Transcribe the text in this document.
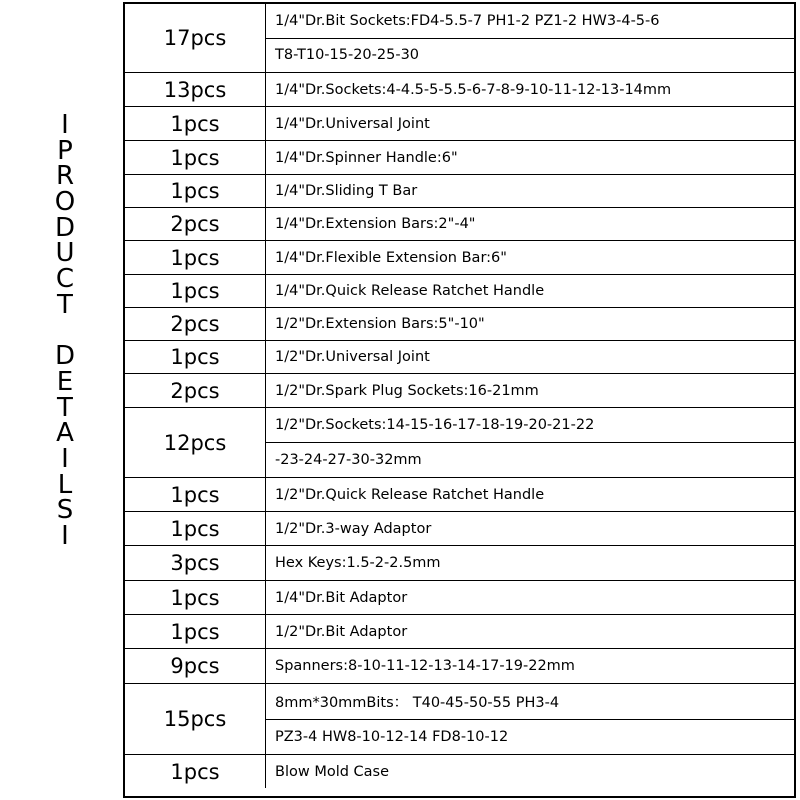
I
P
R
O
D
U
C
T
D
E
T
A
I
L
S
I
17pcs
1/4"Dr.Bit Sockets:FD4-5.5-7 PH1-2 PZ1-2 HW3-4-5-6
T8-T10-15-20-25-30
13pcs	1/4"Dr.Sockets:4-4.5-5-5.5-6-7-8-9-10-11-12-13-14mm
1pcs	1/4"Dr.Universal Joint
1pcs	1/4"Dr.Spinner Handle:6"
1pcs	1/4"Dr.Sliding T Bar
2pcs	1/4"Dr.Extension Bars:2"-4"
1pcs	1/4"Dr.Flexible Extension Bar:6"
1pcs	1/4"Dr.Quick Release Ratchet Handle
2pcs	1/2"Dr.Extension Bars:5"-10"
1pcs	1/2"Dr.Universal Joint
2pcs	1/2"Dr.Spark Plug Sockets:16-21mm
12pcs
1/2"Dr.Sockets:14-15-16-17-18-19-20-21-22
-23-24-27-30-32mm
1pcs	1/2"Dr.Quick Release Ratchet Handle
1pcs	1/2"Dr.3-way Adaptor
3pcs	Hex Keys:1.5-2-2.5mm
1pcs	1/4"Dr.Bit Adaptor
1pcs	1/2"Dr.Bit Adaptor
9pcs	Spanners:8-10-11-12-13-14-17-19-22mm
15pcs
8mm*30mmBits： T40-45-50-55 PH3-4
PZ3-4 HW8-10-12-14 FD8-10-12
1pcs	Blow Mold Case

#### Task to carry out:
Identify the lines that contain the string "Bars", and copy every one of them.

#### Worked solution:
2pcs	1/4"Dr.Extension Bars:2"-4"
2pcs	1/2"Dr.Extension Bars:5"-10"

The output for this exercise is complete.